WORKING DATA>

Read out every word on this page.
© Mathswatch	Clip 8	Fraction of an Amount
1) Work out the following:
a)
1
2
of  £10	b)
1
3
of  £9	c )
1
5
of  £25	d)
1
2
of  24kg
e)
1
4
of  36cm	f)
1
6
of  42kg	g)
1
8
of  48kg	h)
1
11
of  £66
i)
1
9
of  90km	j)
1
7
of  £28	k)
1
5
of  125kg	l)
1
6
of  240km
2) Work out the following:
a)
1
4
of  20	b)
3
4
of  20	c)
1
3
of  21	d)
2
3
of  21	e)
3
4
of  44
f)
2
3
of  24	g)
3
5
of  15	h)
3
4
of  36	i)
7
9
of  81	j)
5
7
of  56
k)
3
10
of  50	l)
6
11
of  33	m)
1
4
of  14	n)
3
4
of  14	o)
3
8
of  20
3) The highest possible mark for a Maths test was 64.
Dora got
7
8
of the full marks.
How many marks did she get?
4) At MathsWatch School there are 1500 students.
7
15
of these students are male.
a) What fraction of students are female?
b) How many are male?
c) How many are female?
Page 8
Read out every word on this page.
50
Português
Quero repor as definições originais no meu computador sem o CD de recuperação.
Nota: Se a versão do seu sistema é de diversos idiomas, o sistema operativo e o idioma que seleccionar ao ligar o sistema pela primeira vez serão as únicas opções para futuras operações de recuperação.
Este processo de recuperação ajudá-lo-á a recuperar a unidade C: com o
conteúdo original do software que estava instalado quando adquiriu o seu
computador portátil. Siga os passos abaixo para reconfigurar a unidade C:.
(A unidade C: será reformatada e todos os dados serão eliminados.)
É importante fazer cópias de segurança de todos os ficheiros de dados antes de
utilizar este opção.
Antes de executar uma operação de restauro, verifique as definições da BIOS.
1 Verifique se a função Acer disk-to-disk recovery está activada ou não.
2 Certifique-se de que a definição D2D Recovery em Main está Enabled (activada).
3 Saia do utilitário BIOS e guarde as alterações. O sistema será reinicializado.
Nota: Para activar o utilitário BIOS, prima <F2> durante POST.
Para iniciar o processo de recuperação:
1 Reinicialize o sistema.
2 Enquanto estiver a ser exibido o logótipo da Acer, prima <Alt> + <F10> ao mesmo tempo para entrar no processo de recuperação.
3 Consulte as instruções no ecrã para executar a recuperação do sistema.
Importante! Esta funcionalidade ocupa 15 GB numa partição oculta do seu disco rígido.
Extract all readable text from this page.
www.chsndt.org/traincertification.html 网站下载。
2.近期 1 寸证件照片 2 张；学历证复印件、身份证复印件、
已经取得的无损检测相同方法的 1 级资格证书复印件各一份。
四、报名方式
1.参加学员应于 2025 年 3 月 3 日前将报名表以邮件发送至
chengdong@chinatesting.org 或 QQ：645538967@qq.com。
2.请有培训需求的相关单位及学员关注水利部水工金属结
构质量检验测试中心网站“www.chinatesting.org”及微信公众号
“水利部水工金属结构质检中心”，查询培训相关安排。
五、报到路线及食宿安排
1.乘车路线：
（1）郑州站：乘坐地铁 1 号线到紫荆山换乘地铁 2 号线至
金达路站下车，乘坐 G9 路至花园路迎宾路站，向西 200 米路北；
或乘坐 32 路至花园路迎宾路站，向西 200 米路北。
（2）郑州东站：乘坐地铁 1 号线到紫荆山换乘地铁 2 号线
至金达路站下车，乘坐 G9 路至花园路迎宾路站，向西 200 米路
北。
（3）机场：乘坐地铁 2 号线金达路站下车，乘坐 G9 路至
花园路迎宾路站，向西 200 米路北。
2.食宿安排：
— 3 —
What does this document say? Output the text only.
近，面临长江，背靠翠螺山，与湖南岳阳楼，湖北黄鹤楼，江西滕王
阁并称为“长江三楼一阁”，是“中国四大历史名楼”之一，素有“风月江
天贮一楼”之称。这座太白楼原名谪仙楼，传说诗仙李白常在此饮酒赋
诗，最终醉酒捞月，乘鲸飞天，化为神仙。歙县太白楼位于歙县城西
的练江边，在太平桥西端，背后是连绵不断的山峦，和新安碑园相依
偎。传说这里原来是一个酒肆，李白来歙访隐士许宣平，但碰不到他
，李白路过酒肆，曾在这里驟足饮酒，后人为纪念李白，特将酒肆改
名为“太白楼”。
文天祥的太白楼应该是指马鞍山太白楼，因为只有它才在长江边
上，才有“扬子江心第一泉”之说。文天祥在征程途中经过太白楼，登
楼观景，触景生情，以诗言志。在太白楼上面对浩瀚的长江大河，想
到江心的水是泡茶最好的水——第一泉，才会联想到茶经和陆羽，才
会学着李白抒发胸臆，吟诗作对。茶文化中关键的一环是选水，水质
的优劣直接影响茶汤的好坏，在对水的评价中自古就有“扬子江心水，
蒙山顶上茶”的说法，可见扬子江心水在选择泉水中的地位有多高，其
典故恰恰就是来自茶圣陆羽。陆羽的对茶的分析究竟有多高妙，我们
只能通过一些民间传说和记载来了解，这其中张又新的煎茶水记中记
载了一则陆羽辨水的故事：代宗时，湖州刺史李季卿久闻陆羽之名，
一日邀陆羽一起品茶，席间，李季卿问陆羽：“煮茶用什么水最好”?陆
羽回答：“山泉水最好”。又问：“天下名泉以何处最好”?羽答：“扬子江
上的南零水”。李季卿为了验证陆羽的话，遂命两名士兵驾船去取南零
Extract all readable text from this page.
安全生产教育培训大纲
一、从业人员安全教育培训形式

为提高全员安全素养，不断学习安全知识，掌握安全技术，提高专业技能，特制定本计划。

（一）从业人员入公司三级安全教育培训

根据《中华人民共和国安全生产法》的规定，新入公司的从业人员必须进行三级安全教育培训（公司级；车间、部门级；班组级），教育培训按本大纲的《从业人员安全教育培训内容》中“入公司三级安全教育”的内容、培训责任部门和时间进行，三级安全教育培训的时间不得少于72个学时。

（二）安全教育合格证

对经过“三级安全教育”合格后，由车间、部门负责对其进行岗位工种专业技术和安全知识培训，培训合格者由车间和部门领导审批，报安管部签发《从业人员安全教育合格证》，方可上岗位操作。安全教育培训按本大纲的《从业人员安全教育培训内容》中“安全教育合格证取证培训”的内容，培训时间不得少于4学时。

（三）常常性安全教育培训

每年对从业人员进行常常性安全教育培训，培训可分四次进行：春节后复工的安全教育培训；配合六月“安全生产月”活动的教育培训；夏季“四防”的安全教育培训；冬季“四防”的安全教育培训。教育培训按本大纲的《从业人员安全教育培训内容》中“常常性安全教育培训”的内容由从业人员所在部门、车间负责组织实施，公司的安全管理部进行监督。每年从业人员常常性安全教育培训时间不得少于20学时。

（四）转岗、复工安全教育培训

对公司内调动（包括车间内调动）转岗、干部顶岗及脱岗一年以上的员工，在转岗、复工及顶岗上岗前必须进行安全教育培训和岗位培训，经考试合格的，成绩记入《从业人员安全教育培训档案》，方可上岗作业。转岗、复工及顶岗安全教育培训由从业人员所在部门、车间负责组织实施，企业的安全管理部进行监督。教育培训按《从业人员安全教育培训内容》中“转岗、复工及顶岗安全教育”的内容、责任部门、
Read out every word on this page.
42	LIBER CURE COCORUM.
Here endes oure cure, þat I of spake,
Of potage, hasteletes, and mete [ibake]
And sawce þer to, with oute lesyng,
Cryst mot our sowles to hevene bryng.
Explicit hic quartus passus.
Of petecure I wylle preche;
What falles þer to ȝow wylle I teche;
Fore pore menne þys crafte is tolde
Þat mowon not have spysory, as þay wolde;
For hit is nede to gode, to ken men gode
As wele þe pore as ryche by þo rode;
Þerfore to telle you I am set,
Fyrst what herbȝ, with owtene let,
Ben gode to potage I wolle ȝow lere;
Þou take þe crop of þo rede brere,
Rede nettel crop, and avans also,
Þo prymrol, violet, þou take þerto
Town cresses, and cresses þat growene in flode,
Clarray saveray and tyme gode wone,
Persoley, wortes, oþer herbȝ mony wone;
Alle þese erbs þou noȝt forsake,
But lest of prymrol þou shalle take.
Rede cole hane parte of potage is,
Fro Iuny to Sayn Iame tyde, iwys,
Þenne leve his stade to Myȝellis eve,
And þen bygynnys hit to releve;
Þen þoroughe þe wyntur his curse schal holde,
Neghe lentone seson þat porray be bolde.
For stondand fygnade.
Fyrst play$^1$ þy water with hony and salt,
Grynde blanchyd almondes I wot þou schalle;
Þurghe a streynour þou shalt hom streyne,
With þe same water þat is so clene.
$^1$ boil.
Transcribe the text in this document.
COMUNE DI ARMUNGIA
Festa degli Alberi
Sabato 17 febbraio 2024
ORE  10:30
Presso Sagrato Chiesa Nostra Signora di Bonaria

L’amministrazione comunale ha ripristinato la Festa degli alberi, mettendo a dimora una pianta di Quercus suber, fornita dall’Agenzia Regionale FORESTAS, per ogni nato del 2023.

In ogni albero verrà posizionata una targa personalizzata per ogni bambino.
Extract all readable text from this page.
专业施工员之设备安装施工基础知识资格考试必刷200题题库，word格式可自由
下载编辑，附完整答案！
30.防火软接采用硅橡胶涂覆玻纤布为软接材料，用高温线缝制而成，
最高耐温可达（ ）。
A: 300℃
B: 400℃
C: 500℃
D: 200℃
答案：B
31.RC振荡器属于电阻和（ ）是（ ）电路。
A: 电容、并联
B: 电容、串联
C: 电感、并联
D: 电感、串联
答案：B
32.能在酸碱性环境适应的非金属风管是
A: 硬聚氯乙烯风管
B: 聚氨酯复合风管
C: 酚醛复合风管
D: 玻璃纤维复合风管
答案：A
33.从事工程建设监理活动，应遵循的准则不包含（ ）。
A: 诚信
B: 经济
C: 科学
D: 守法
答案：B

DIRECTION> Search the data for the string "computador" and copy each line where it appears.

EXPECTED OUTPUT>
Quero repor as definições originais no meu computador sem o CD de recuperação.
computador portátil. Siga os passos abaixo para reconfigurar a unidade C:.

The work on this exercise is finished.